START RAW DATA

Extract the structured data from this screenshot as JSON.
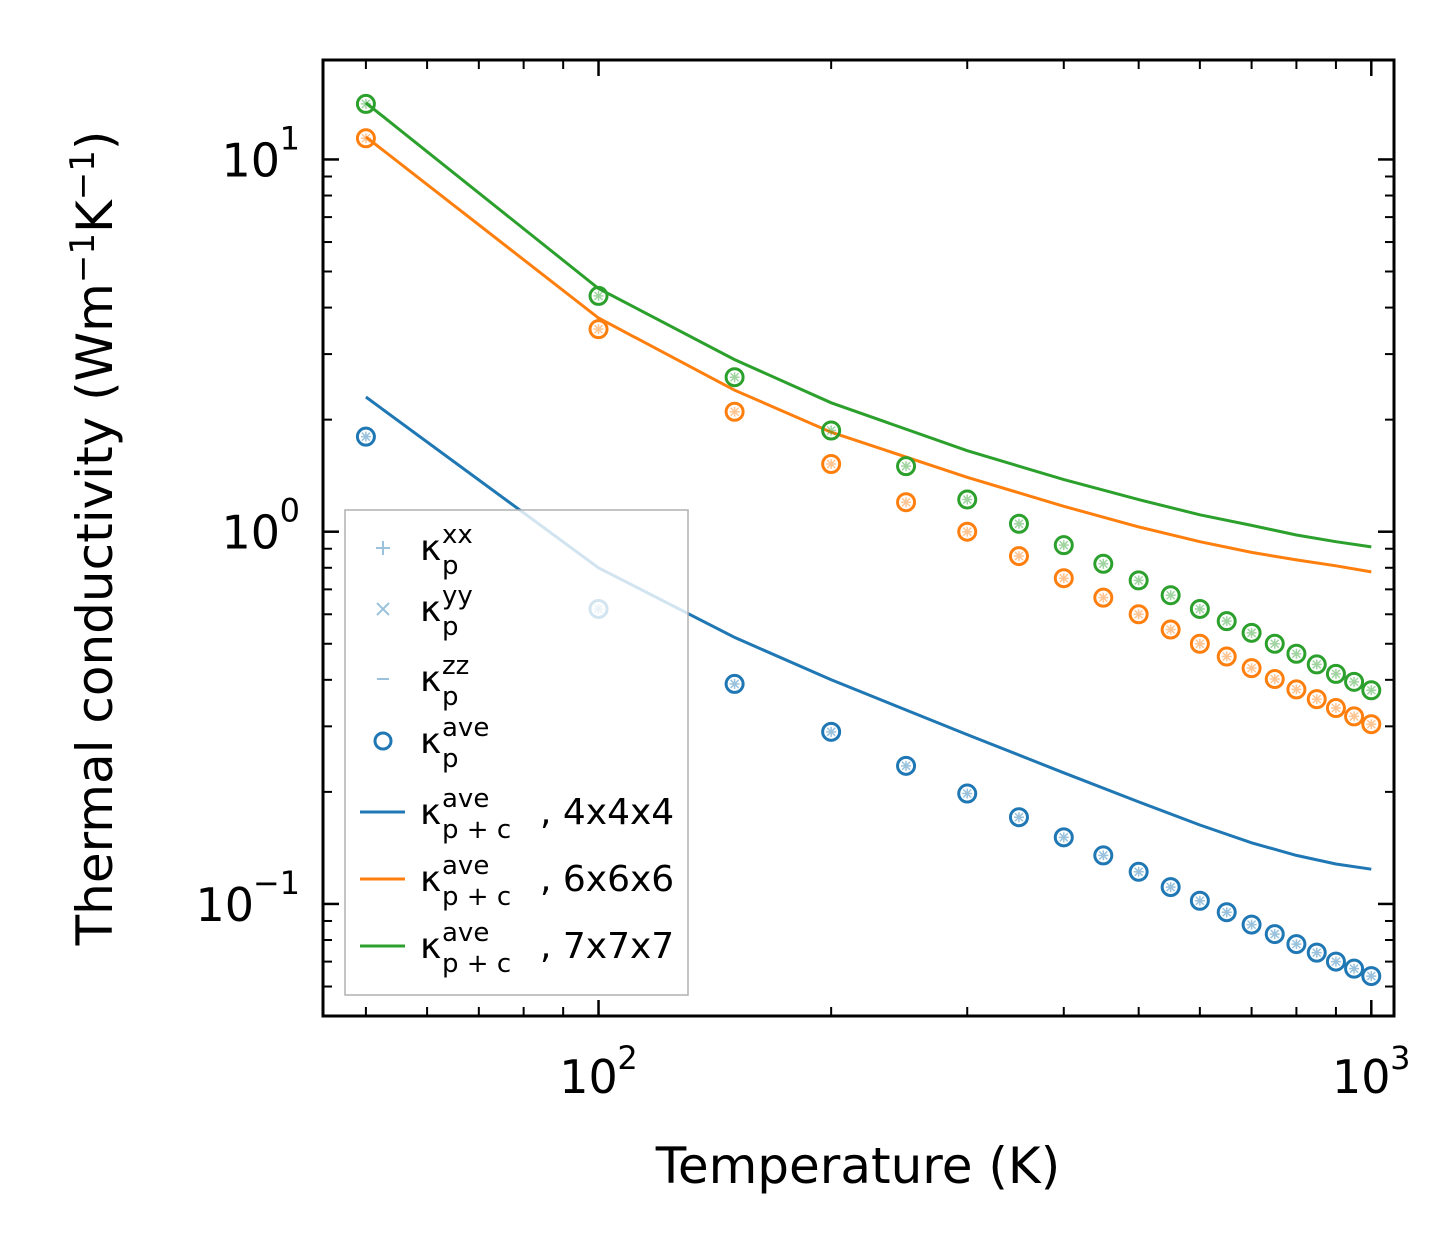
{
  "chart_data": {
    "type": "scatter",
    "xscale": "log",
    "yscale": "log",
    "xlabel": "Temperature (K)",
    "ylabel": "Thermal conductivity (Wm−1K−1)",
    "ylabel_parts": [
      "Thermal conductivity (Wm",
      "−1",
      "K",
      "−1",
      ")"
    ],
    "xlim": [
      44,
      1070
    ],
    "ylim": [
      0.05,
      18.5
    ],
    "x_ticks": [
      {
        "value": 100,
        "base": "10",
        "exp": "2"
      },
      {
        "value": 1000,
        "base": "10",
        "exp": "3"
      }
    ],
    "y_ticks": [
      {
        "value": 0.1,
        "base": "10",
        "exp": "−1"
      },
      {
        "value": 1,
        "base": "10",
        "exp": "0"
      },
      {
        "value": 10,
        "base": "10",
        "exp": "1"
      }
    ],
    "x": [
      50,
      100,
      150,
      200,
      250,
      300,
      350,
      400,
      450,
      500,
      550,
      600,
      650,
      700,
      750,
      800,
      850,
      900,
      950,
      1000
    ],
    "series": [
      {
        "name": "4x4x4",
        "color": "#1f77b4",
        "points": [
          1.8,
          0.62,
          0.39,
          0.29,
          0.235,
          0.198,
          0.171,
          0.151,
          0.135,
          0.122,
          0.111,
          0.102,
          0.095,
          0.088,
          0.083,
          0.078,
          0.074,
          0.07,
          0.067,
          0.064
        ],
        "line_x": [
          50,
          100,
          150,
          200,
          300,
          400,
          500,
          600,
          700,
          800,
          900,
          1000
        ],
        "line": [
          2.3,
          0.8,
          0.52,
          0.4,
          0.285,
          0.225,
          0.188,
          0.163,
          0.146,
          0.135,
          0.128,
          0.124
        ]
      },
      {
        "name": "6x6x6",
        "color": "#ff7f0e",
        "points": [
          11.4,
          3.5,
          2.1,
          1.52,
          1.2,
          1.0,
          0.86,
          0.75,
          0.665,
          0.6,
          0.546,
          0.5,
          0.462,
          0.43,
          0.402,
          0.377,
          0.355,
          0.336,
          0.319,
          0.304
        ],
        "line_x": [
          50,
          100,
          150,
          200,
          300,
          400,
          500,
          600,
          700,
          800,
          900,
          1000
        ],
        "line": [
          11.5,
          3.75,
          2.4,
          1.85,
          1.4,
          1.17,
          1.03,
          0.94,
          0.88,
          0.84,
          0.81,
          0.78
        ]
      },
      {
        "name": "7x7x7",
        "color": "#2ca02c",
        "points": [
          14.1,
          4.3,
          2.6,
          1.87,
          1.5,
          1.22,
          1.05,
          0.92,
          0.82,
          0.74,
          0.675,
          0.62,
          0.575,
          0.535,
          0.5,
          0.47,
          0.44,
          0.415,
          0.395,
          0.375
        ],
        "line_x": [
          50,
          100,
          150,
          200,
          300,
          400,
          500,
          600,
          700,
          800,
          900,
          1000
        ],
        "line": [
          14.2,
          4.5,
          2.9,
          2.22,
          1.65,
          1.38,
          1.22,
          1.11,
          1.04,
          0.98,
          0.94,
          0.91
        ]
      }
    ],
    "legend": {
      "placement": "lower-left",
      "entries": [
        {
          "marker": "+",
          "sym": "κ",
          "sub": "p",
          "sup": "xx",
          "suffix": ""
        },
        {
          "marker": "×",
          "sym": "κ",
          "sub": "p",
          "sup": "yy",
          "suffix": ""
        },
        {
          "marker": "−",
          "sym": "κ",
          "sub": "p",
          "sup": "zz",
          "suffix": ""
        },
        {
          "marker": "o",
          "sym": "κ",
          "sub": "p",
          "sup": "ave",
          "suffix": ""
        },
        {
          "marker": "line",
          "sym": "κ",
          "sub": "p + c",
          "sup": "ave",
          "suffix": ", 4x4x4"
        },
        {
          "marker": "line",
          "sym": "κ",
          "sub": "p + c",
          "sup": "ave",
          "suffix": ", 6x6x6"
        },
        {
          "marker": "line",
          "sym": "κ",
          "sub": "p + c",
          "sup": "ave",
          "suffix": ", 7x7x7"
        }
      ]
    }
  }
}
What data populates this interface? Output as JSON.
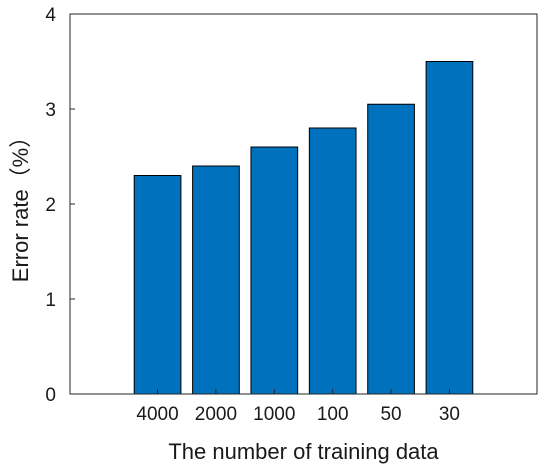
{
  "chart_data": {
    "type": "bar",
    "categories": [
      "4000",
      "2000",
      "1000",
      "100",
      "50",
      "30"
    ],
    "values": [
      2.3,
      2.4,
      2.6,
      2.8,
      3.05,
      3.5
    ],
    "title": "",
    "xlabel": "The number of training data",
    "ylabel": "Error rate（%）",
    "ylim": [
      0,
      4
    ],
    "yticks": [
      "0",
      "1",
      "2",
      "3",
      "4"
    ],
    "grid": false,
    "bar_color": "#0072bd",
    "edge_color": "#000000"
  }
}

END RAW DATA

TASK PROMPT — Output the data exactly. Pictures don't belong in the result.

FINISHED ANSWER —
Extract the structured data from this screenshot as JSON.
{
  "chart_data": {
    "type": "scatter",
    "xscale": "log",
    "yscale": "log",
    "xlabel": "Temperature (K)",
    "ylabel": "Thermal conductivity (Wm−1K−1)",
    "ylabel_parts": [
      "Thermal conductivity (Wm",
      "−1",
      "K",
      "−1",
      ")"
    ],
    "xlim": [
      44,
      1070
    ],
    "ylim": [
      0.05,
      18.5
    ],
    "x_ticks": [
      {
        "value": 100,
        "base": "10",
        "exp": "2"
      },
      {
        "value": 1000,
        "base": "10",
        "exp": "3"
      }
    ],
    "y_ticks": [
      {
        "value": 0.1,
        "base": "10",
        "exp": "−1"
      },
      {
        "value": 1,
        "base": "10",
        "exp": "0"
      },
      {
        "value": 10,
        "base": "10",
        "exp": "1"
      }
    ],
    "x": [
      50,
      100,
      150,
      200,
      250,
      300,
      350,
      400,
      450,
      500,
      550,
      600,
      650,
      700,
      750,
      800,
      850,
      900,
      950,
      1000
    ],
    "series": [
      {
        "name": "4x4x4",
        "color": "#1f77b4",
        "points": [
          1.8,
          0.62,
          0.39,
          0.29,
          0.235,
          0.198,
          0.171,
          0.151,
          0.135,
          0.122,
          0.111,
          0.102,
          0.095,
          0.088,
          0.083,
          0.078,
          0.074,
          0.07,
          0.067,
          0.064
        ],
        "line_x": [
          50,
          100,
          150,
          200,
          300,
          400,
          500,
          600,
          700,
          800,
          900,
          1000
        ],
        "line": [
          2.3,
          0.8,
          0.52,
          0.4,
          0.285,
          0.225,
          0.188,
          0.163,
          0.146,
          0.135,
          0.128,
          0.124
        ]
      },
      {
        "name": "6x6x6",
        "color": "#ff7f0e",
        "points": [
          11.4,
          3.5,
          2.1,
          1.52,
          1.2,
          1.0,
          0.86,
          0.75,
          0.665,
          0.6,
          0.546,
          0.5,
          0.462,
          0.43,
          0.402,
          0.377,
          0.355,
          0.336,
          0.319,
          0.304
        ],
        "line_x": [
          50,
          100,
          150,
          200,
          300,
          400,
          500,
          600,
          700,
          800,
          900,
          1000
        ],
        "line": [
          11.5,
          3.75,
          2.4,
          1.85,
          1.4,
          1.17,
          1.03,
          0.94,
          0.88,
          0.84,
          0.81,
          0.78
        ]
      },
      {
        "name": "7x7x7",
        "color": "#2ca02c",
        "points": [
          14.1,
          4.3,
          2.6,
          1.87,
          1.5,
          1.22,
          1.05,
          0.92,
          0.82,
          0.74,
          0.675,
          0.62,
          0.575,
          0.535,
          0.5,
          0.47,
          0.44,
          0.415,
          0.395,
          0.375
        ],
        "line_x": [
          50,
          100,
          150,
          200,
          300,
          400,
          500,
          600,
          700,
          800,
          900,
          1000
        ],
        "line": [
          14.2,
          4.5,
          2.9,
          2.22,
          1.65,
          1.38,
          1.22,
          1.11,
          1.04,
          0.98,
          0.94,
          0.91
        ]
      }
    ],
    "legend": {
      "placement": "lower-left",
      "entries": [
        {
          "marker": "+",
          "sym": "κ",
          "sub": "p",
          "sup": "xx",
          "suffix": ""
        },
        {
          "marker": "×",
          "sym": "κ",
          "sub": "p",
          "sup": "yy",
          "suffix": ""
        },
        {
          "marker": "−",
          "sym": "κ",
          "sub": "p",
          "sup": "zz",
          "suffix": ""
        },
        {
          "marker": "o",
          "sym": "κ",
          "sub": "p",
          "sup": "ave",
          "suffix": ""
        },
        {
          "marker": "line",
          "sym": "κ",
          "sub": "p + c",
          "sup": "ave",
          "suffix": ", 4x4x4"
        },
        {
          "marker": "line",
          "sym": "κ",
          "sub": "p + c",
          "sup": "ave",
          "suffix": ", 6x6x6"
        },
        {
          "marker": "line",
          "sym": "κ",
          "sub": "p + c",
          "sup": "ave",
          "suffix": ", 7x7x7"
        }
      ]
    }
  }
}
What data populates this interface? Output as JSON.
{
  "chart_data": {
    "type": "bar",
    "categories": [
      "4000",
      "2000",
      "1000",
      "100",
      "50",
      "30"
    ],
    "values": [
      2.3,
      2.4,
      2.6,
      2.8,
      3.05,
      3.5
    ],
    "title": "",
    "xlabel": "The number of training data",
    "ylabel": "Error rate（%）",
    "ylim": [
      0,
      4
    ],
    "yticks": [
      "0",
      "1",
      "2",
      "3",
      "4"
    ],
    "grid": false,
    "bar_color": "#0072bd",
    "edge_color": "#000000"
  }
}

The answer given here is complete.